### Goal of the exercise
Repeat the data verbatim.

── Supplied information

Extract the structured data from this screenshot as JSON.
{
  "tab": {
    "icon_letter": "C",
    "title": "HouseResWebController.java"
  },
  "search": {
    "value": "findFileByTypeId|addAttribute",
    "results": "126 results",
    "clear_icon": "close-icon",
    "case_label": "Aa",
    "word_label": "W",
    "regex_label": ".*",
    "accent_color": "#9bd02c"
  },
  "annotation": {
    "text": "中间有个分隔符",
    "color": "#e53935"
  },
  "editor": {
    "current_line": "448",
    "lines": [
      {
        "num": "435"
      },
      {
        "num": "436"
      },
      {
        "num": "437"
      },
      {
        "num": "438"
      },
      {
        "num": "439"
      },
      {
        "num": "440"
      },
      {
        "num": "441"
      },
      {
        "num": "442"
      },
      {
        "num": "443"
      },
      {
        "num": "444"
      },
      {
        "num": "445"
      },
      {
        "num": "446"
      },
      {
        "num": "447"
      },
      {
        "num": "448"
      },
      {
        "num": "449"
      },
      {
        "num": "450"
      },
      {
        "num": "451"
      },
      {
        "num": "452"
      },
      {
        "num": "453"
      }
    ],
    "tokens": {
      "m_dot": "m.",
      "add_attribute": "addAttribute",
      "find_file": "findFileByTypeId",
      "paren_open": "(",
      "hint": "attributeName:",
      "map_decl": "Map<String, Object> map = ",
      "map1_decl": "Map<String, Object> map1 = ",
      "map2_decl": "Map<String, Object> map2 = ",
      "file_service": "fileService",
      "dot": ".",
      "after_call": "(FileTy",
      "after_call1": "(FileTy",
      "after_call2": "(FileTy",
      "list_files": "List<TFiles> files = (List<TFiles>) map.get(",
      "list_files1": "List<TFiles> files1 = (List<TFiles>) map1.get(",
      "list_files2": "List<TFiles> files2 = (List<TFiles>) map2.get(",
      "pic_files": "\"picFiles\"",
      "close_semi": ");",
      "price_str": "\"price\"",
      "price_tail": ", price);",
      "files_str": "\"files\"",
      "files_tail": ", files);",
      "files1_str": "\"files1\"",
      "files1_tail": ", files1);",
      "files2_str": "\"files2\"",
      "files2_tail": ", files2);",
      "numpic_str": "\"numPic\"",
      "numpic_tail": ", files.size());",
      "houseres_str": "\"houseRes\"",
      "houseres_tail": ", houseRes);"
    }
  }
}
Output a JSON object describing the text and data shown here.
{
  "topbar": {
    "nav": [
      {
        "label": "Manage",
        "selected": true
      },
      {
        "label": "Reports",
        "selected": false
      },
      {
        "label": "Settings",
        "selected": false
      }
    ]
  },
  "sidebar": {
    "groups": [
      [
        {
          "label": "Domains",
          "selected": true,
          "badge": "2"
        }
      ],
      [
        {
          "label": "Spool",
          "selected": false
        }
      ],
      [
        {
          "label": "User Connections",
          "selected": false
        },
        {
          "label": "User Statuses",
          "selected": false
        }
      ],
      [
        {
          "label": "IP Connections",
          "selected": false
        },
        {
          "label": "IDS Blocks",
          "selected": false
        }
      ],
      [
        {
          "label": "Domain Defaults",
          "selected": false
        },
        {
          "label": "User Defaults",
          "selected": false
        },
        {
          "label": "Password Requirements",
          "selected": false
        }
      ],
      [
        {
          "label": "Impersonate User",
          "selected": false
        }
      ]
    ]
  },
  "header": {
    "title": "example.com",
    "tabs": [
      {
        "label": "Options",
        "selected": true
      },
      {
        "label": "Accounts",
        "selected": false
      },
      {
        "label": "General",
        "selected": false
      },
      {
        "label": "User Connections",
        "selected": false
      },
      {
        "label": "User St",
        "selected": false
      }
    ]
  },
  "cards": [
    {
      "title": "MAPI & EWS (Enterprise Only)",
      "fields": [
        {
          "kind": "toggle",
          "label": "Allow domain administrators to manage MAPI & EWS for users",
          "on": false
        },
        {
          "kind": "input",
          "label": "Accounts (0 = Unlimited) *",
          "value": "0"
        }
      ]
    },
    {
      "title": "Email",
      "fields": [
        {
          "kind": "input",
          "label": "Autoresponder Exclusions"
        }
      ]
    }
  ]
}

────

### Right answer
Extract the structured data from this screenshot as JSON.
{
  "tab": {
    "icon_letter": "C",
    "title": "HouseResWebController.java"
  },
  "search": {
    "value": "findFileByTypeId|addAttribute",
    "results": "126 results",
    "clear_icon": "close-icon",
    "case_label": "Aa",
    "word_label": "W",
    "regex_label": ".*",
    "accent_color": "#9bd02c"
  },
  "annotation": {
    "text": "中间有个分隔符",
    "color": "#e53935"
  },
  "editor": {
    "current_line": "448",
    "lines": [
      {
        "num": "435"
      },
      {
        "num": "436"
      },
      {
        "num": "437"
      },
      {
        "num": "438"
      },
      {
        "num": "439"
      },
      {
        "num": "440"
      },
      {
        "num": "441"
      },
      {
        "num": "442"
      },
      {
        "num": "443"
      },
      {
        "num": "444"
      },
      {
        "num": "445"
      },
      {
        "num": "446"
      },
      {
        "num": "447"
      },
      {
        "num": "448"
      },
      {
        "num": "449"
      },
      {
        "num": "450"
      },
      {
        "num": "451"
      },
      {
        "num": "452"
      },
      {
        "num": "453"
      }
    ],
    "tokens": {
      "m_dot": "m.",
      "add_attribute": "addAttribute",
      "find_file": "findFileByTypeId",
      "paren_open": "(",
      "hint": "attributeName:",
      "map_decl": "Map<String, Object> map = ",
      "map1_decl": "Map<String, Object> map1 = ",
      "map2_decl": "Map<String, Object> map2 = ",
      "file_service": "fileService",
      "dot": ".",
      "after_call": "(FileTy",
      "after_call1": "(FileTy",
      "after_call2": "(FileTy",
      "list_files": "List<TFiles> files = (List<TFiles>) map.get(",
      "list_files1": "List<TFiles> files1 = (List<TFiles>) map1.get(",
      "list_files2": "List<TFiles> files2 = (List<TFiles>) map2.get(",
      "pic_files": "\"picFiles\"",
      "close_semi": ");",
      "price_str": "\"price\"",
      "price_tail": ", price);",
      "files_str": "\"files\"",
      "files_tail": ", files);",
      "files1_str": "\"files1\"",
      "files1_tail": ", files1);",
      "files2_str": "\"files2\"",
      "files2_tail": ", files2);",
      "numpic_str": "\"numPic\"",
      "numpic_tail": ", files.size());",
      "houseres_str": "\"houseRes\"",
      "houseres_tail": ", houseRes);"
    }
  }
}
Output a JSON object describing the text and data shown here.
{
  "topbar": {
    "nav": [
      {
        "label": "Manage",
        "selected": true
      },
      {
        "label": "Reports",
        "selected": false
      },
      {
        "label": "Settings",
        "selected": false
      }
    ]
  },
  "sidebar": {
    "groups": [
      [
        {
          "label": "Domains",
          "selected": true,
          "badge": "2"
        }
      ],
      [
        {
          "label": "Spool",
          "selected": false
        }
      ],
      [
        {
          "label": "User Connections",
          "selected": false
        },
        {
          "label": "User Statuses",
          "selected": false
        }
      ],
      [
        {
          "label": "IP Connections",
          "selected": false
        },
        {
          "label": "IDS Blocks",
          "selected": false
        }
      ],
      [
        {
          "label": "Domain Defaults",
          "selected": false
        },
        {
          "label": "User Defaults",
          "selected": false
        },
        {
          "label": "Password Requirements",
          "selected": false
        }
      ],
      [
        {
          "label": "Impersonate User",
          "selected": false
        }
      ]
    ]
  },
  "header": {
    "title": "example.com",
    "tabs": [
      {
        "label": "Options",
        "selected": true
      },
      {
        "label": "Accounts",
        "selected": false
      },
      {
        "label": "General",
        "selected": false
      },
      {
        "label": "User Connections",
        "selected": false
      },
      {
        "label": "User St",
        "selected": false
      }
    ]
  },
  "cards": [
    {
      "title": "MAPI & EWS (Enterprise Only)",
      "fields": [
        {
          "kind": "toggle",
          "label": "Allow domain administrators to manage MAPI & EWS for users",
          "on": false
        },
        {
          "kind": "input",
          "label": "Accounts (0 = Unlimited) *",
          "value": "0"
        }
      ]
    },
    {
      "title": "Email",
      "fields": [
        {
          "kind": "input",
          "label": "Autoresponder Exclusions"
        }
      ]
    }
  ]
}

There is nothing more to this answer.